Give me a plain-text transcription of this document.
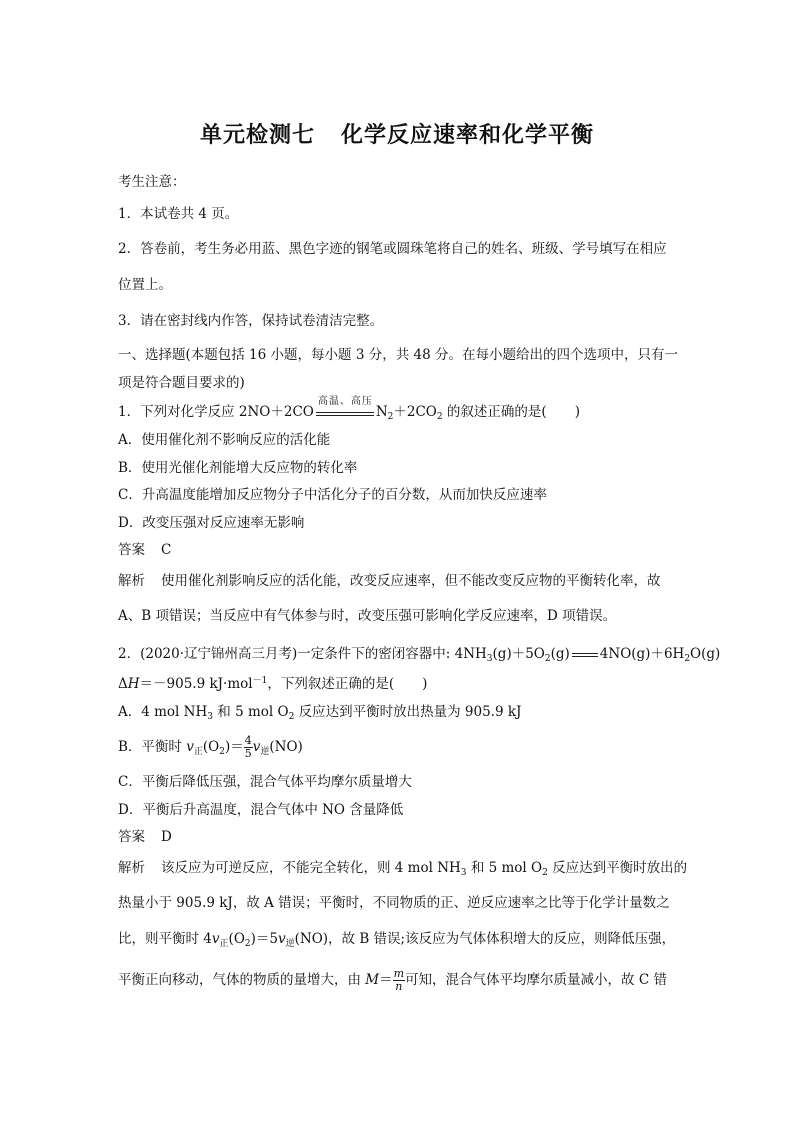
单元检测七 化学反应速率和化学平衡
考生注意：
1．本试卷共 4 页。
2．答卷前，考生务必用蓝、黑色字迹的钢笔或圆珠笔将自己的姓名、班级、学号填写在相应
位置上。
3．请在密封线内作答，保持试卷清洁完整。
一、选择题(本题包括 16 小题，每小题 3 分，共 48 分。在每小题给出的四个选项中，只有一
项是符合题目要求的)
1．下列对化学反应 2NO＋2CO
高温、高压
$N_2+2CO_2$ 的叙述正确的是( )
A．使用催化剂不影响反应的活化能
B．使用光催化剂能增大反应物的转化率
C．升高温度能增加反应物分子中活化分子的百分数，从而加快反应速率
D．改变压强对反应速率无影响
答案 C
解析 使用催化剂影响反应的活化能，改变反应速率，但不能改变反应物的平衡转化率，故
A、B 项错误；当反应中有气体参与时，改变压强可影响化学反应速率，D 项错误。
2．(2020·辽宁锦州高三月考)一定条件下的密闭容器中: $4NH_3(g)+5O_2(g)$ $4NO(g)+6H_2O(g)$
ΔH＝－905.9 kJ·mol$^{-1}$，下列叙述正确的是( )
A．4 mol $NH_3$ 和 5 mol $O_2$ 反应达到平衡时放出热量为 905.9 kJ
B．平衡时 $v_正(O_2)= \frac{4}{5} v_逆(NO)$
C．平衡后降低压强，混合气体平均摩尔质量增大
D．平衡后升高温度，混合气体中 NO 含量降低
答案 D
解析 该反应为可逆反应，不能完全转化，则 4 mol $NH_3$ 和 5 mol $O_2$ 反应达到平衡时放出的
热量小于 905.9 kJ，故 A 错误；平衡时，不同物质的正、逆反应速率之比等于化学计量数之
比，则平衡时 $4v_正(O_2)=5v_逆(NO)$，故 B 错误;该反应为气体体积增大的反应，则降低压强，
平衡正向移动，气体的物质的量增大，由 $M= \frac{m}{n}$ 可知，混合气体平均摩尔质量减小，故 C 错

● Your instructions
Read the data above. Pull out each line in which the string "frac" appears.

● Solution to the exercise
B．平衡时 $v_正(O_2)= \frac{4}{5} v_逆(NO)$
平衡正向移动，气体的物质的量增大，由 $M= \frac{m}{n}$ 可知，混合气体平均摩尔质量减小，故 C 错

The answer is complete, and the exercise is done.